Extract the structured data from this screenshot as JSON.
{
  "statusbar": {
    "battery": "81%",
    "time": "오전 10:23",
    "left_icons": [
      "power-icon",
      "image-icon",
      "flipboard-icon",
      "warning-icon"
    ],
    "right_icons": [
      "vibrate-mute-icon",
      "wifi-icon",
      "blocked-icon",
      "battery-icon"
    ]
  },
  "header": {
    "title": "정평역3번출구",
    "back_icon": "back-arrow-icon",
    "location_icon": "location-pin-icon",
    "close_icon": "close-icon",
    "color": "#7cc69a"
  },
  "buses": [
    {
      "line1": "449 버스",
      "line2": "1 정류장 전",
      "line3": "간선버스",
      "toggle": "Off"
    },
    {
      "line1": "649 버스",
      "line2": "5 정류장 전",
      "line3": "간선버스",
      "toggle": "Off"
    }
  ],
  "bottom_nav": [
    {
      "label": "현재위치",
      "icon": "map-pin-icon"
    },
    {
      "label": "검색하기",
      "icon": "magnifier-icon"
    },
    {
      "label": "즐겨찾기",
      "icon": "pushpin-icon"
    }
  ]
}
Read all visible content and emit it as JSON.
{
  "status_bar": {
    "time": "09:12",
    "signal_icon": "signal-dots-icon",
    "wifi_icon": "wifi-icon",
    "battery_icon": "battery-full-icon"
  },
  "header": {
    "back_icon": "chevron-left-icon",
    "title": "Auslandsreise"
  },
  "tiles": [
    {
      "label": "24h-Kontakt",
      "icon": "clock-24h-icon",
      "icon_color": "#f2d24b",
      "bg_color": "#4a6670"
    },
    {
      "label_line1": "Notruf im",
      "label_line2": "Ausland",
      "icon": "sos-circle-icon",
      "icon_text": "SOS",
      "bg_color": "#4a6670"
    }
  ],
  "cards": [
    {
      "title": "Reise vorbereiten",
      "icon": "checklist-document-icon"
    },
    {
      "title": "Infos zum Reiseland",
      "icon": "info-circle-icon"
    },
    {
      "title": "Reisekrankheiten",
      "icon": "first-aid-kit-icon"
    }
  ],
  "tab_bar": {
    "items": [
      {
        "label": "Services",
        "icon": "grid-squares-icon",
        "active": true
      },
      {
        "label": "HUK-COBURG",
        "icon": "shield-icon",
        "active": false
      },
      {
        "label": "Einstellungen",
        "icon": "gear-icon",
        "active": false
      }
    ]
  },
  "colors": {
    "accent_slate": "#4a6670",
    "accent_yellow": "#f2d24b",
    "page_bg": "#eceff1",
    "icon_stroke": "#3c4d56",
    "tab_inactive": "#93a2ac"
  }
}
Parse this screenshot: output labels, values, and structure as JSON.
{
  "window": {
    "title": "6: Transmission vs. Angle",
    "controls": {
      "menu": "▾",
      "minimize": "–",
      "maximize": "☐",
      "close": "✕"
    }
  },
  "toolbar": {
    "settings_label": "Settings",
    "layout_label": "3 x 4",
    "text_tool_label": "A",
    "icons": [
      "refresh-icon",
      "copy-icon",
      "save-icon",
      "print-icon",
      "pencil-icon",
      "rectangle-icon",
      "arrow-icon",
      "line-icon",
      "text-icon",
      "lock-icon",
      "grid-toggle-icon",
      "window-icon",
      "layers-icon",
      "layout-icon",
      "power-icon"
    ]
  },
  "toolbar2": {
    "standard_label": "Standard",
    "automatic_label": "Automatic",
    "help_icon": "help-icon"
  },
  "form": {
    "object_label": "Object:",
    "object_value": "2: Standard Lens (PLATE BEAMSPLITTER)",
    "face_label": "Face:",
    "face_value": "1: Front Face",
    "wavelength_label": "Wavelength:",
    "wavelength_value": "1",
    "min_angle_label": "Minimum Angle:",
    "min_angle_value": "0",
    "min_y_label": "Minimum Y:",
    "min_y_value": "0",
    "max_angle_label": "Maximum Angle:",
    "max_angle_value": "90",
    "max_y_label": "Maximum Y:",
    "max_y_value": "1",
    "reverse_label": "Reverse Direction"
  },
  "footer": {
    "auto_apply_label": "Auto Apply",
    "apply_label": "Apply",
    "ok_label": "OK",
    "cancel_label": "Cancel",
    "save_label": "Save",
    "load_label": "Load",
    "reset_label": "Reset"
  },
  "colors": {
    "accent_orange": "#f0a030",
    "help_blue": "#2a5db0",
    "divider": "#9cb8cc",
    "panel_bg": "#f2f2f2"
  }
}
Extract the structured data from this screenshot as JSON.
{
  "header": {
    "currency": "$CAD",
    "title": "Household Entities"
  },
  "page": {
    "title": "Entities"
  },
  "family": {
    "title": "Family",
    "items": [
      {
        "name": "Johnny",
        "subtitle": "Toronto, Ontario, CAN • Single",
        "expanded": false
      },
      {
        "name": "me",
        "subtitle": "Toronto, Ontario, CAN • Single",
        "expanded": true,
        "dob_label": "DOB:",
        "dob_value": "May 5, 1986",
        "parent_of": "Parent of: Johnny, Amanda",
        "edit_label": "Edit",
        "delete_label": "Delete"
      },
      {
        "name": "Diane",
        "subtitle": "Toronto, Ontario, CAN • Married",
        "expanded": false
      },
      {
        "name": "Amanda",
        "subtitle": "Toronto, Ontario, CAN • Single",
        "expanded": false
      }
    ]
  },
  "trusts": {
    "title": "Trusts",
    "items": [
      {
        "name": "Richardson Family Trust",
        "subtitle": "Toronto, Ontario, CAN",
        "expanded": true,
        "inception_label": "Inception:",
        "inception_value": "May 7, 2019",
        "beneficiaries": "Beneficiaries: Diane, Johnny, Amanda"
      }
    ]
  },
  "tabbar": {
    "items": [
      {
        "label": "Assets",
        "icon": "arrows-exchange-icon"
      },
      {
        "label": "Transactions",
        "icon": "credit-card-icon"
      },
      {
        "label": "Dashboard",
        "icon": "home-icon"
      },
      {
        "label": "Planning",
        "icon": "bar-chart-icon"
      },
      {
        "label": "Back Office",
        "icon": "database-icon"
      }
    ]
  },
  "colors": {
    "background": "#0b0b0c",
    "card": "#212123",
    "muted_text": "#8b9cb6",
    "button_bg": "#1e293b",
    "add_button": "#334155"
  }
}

···

• **INSTRUCTION**
Reproduce the records above exactly as they appear.

• **FINAL RESULT**
Extract the structured data from this screenshot as JSON.
{
  "statusbar": {
    "battery": "81%",
    "time": "오전 10:23",
    "left_icons": [
      "power-icon",
      "image-icon",
      "flipboard-icon",
      "warning-icon"
    ],
    "right_icons": [
      "vibrate-mute-icon",
      "wifi-icon",
      "blocked-icon",
      "battery-icon"
    ]
  },
  "header": {
    "title": "정평역3번출구",
    "back_icon": "back-arrow-icon",
    "location_icon": "location-pin-icon",
    "close_icon": "close-icon",
    "color": "#7cc69a"
  },
  "buses": [
    {
      "line1": "449 버스",
      "line2": "1 정류장 전",
      "line3": "간선버스",
      "toggle": "Off"
    },
    {
      "line1": "649 버스",
      "line2": "5 정류장 전",
      "line3": "간선버스",
      "toggle": "Off"
    }
  ],
  "bottom_nav": [
    {
      "label": "현재위치",
      "icon": "map-pin-icon"
    },
    {
      "label": "검색하기",
      "icon": "magnifier-icon"
    },
    {
      "label": "즐겨찾기",
      "icon": "pushpin-icon"
    }
  ]
}
Read all visible content and emit it as JSON.
{
  "status_bar": {
    "time": "09:12",
    "signal_icon": "signal-dots-icon",
    "wifi_icon": "wifi-icon",
    "battery_icon": "battery-full-icon"
  },
  "header": {
    "back_icon": "chevron-left-icon",
    "title": "Auslandsreise"
  },
  "tiles": [
    {
      "label": "24h-Kontakt",
      "icon": "clock-24h-icon",
      "icon_color": "#f2d24b",
      "bg_color": "#4a6670"
    },
    {
      "label_line1": "Notruf im",
      "label_line2": "Ausland",
      "icon": "sos-circle-icon",
      "icon_text": "SOS",
      "bg_color": "#4a6670"
    }
  ],
  "cards": [
    {
      "title": "Reise vorbereiten",
      "icon": "checklist-document-icon"
    },
    {
      "title": "Infos zum Reiseland",
      "icon": "info-circle-icon"
    },
    {
      "title": "Reisekrankheiten",
      "icon": "first-aid-kit-icon"
    }
  ],
  "tab_bar": {
    "items": [
      {
        "label": "Services",
        "icon": "grid-squares-icon",
        "active": true
      },
      {
        "label": "HUK-COBURG",
        "icon": "shield-icon",
        "active": false
      },
      {
        "label": "Einstellungen",
        "icon": "gear-icon",
        "active": false
      }
    ]
  },
  "colors": {
    "accent_slate": "#4a6670",
    "accent_yellow": "#f2d24b",
    "page_bg": "#eceff1",
    "icon_stroke": "#3c4d56",
    "tab_inactive": "#93a2ac"
  }
}
Parse this screenshot: output labels, values, and structure as JSON.
{
  "window": {
    "title": "6: Transmission vs. Angle",
    "controls": {
      "menu": "▾",
      "minimize": "–",
      "maximize": "☐",
      "close": "✕"
    }
  },
  "toolbar": {
    "settings_label": "Settings",
    "layout_label": "3 x 4",
    "text_tool_label": "A",
    "icons": [
      "refresh-icon",
      "copy-icon",
      "save-icon",
      "print-icon",
      "pencil-icon",
      "rectangle-icon",
      "arrow-icon",
      "line-icon",
      "text-icon",
      "lock-icon",
      "grid-toggle-icon",
      "window-icon",
      "layers-icon",
      "layout-icon",
      "power-icon"
    ]
  },
  "toolbar2": {
    "standard_label": "Standard",
    "automatic_label": "Automatic",
    "help_icon": "help-icon"
  },
  "form": {
    "object_label": "Object:",
    "object_value": "2: Standard Lens (PLATE BEAMSPLITTER)",
    "face_label": "Face:",
    "face_value": "1: Front Face",
    "wavelength_label": "Wavelength:",
    "wavelength_value": "1",
    "min_angle_label": "Minimum Angle:",
    "min_angle_value": "0",
    "min_y_label": "Minimum Y:",
    "min_y_value": "0",
    "max_angle_label": "Maximum Angle:",
    "max_angle_value": "90",
    "max_y_label": "Maximum Y:",
    "max_y_value": "1",
    "reverse_label": "Reverse Direction"
  },
  "footer": {
    "auto_apply_label": "Auto Apply",
    "apply_label": "Apply",
    "ok_label": "OK",
    "cancel_label": "Cancel",
    "save_label": "Save",
    "load_label": "Load",
    "reset_label": "Reset"
  },
  "colors": {
    "accent_orange": "#f0a030",
    "help_blue": "#2a5db0",
    "divider": "#9cb8cc",
    "panel_bg": "#f2f2f2"
  }
}
Extract the structured data from this screenshot as JSON.
{
  "header": {
    "currency": "$CAD",
    "title": "Household Entities"
  },
  "page": {
    "title": "Entities"
  },
  "family": {
    "title": "Family",
    "items": [
      {
        "name": "Johnny",
        "subtitle": "Toronto, Ontario, CAN • Single",
        "expanded": false
      },
      {
        "name": "me",
        "subtitle": "Toronto, Ontario, CAN • Single",
        "expanded": true,
        "dob_label": "DOB:",
        "dob_value": "May 5, 1986",
        "parent_of": "Parent of: Johnny, Amanda",
        "edit_label": "Edit",
        "delete_label": "Delete"
      },
      {
        "name": "Diane",
        "subtitle": "Toronto, Ontario, CAN • Married",
        "expanded": false
      },
      {
        "name": "Amanda",
        "subtitle": "Toronto, Ontario, CAN • Single",
        "expanded": false
      }
    ]
  },
  "trusts": {
    "title": "Trusts",
    "items": [
      {
        "name": "Richardson Family Trust",
        "subtitle": "Toronto, Ontario, CAN",
        "expanded": true,
        "inception_label": "Inception:",
        "inception_value": "May 7, 2019",
        "beneficiaries": "Beneficiaries: Diane, Johnny, Amanda"
      }
    ]
  },
  "tabbar": {
    "items": [
      {
        "label": "Assets",
        "icon": "arrows-exchange-icon"
      },
      {
        "label": "Transactions",
        "icon": "credit-card-icon"
      },
      {
        "label": "Dashboard",
        "icon": "home-icon"
      },
      {
        "label": "Planning",
        "icon": "bar-chart-icon"
      },
      {
        "label": "Back Office",
        "icon": "database-icon"
      }
    ]
  },
  "colors": {
    "background": "#0b0b0c",
    "card": "#212123",
    "muted_text": "#8b9cb6",
    "button_bg": "#1e293b",
    "add_button": "#334155"
  }
}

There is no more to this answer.